### Problem statement
State how many of the rows below contain the string "line". Case counts, so give only the number.

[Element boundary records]
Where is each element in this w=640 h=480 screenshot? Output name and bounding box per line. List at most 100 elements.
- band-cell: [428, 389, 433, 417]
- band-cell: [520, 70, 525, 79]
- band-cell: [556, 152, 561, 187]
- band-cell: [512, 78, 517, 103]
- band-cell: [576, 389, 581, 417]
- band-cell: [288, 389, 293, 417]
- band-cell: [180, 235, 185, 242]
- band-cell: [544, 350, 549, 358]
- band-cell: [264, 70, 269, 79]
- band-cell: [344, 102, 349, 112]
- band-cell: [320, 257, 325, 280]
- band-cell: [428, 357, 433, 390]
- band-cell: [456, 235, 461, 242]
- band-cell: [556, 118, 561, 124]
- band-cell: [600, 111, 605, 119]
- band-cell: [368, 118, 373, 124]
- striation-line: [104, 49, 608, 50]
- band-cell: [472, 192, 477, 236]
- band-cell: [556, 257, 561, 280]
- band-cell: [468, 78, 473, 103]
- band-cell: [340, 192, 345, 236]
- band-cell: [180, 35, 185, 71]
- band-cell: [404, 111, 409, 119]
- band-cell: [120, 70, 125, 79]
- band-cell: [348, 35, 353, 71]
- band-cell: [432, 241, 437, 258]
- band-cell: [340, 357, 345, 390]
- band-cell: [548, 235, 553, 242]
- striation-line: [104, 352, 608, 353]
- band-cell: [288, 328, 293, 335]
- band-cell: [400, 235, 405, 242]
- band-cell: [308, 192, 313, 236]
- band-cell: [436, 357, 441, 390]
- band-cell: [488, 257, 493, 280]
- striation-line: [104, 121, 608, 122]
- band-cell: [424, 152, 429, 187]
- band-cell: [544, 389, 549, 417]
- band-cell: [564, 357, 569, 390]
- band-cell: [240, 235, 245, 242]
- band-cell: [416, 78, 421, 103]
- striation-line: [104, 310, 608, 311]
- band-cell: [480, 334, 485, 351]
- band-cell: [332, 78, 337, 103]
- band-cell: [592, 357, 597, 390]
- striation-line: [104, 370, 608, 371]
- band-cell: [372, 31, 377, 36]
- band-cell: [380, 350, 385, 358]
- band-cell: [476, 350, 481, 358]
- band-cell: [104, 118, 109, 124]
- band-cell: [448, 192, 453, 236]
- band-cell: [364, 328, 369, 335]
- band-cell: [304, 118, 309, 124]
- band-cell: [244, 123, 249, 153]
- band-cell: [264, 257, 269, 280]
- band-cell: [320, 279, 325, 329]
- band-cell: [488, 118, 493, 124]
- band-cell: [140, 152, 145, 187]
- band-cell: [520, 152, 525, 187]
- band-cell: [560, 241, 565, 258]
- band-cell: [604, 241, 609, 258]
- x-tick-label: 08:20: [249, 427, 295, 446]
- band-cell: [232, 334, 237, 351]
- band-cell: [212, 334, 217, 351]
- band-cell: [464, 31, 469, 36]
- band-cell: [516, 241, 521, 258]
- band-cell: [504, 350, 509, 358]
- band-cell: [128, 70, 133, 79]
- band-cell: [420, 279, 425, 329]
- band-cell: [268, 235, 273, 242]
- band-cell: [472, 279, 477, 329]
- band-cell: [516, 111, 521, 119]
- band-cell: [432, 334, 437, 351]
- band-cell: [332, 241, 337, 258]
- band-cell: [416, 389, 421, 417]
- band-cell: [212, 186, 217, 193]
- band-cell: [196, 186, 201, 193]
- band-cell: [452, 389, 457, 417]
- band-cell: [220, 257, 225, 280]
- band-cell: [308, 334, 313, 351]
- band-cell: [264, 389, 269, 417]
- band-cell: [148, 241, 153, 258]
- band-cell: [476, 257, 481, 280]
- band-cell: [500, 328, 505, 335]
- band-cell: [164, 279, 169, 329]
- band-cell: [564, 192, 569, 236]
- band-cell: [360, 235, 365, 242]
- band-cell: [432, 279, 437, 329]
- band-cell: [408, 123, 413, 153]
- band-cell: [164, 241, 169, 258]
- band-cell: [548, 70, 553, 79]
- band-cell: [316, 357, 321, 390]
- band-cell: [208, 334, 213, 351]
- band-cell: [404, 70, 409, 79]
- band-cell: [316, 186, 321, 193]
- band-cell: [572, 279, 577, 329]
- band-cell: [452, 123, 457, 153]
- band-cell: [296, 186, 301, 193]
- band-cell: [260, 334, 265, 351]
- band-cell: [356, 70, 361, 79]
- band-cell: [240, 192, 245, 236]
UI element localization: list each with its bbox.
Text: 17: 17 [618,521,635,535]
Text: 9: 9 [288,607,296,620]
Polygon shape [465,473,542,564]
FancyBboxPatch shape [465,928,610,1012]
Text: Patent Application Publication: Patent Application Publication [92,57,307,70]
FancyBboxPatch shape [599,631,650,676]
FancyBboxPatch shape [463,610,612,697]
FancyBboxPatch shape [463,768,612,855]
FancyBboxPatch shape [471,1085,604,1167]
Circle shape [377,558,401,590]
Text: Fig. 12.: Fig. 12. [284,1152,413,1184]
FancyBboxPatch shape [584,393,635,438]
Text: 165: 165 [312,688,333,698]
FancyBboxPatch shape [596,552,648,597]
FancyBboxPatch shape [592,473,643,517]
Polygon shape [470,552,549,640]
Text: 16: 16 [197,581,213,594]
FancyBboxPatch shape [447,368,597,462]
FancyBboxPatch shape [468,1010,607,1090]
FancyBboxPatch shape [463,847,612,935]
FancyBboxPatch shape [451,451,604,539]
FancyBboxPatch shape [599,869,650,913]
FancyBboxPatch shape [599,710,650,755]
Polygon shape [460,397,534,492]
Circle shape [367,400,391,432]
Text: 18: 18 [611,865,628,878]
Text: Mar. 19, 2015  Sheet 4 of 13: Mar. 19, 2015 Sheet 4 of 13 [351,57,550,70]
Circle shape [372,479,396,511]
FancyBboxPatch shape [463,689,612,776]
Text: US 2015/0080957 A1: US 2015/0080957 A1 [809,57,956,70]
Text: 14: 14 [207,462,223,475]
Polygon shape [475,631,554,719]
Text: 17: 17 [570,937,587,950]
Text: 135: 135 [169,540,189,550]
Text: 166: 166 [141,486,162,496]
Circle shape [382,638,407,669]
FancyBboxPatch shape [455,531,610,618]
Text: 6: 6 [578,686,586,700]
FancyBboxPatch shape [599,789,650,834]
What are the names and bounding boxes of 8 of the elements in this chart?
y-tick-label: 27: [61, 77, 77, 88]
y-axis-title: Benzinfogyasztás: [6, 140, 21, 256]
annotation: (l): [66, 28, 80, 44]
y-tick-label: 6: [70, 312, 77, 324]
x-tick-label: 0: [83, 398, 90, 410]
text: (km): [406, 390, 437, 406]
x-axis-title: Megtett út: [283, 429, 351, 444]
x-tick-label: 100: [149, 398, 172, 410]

### Result of this exercise
6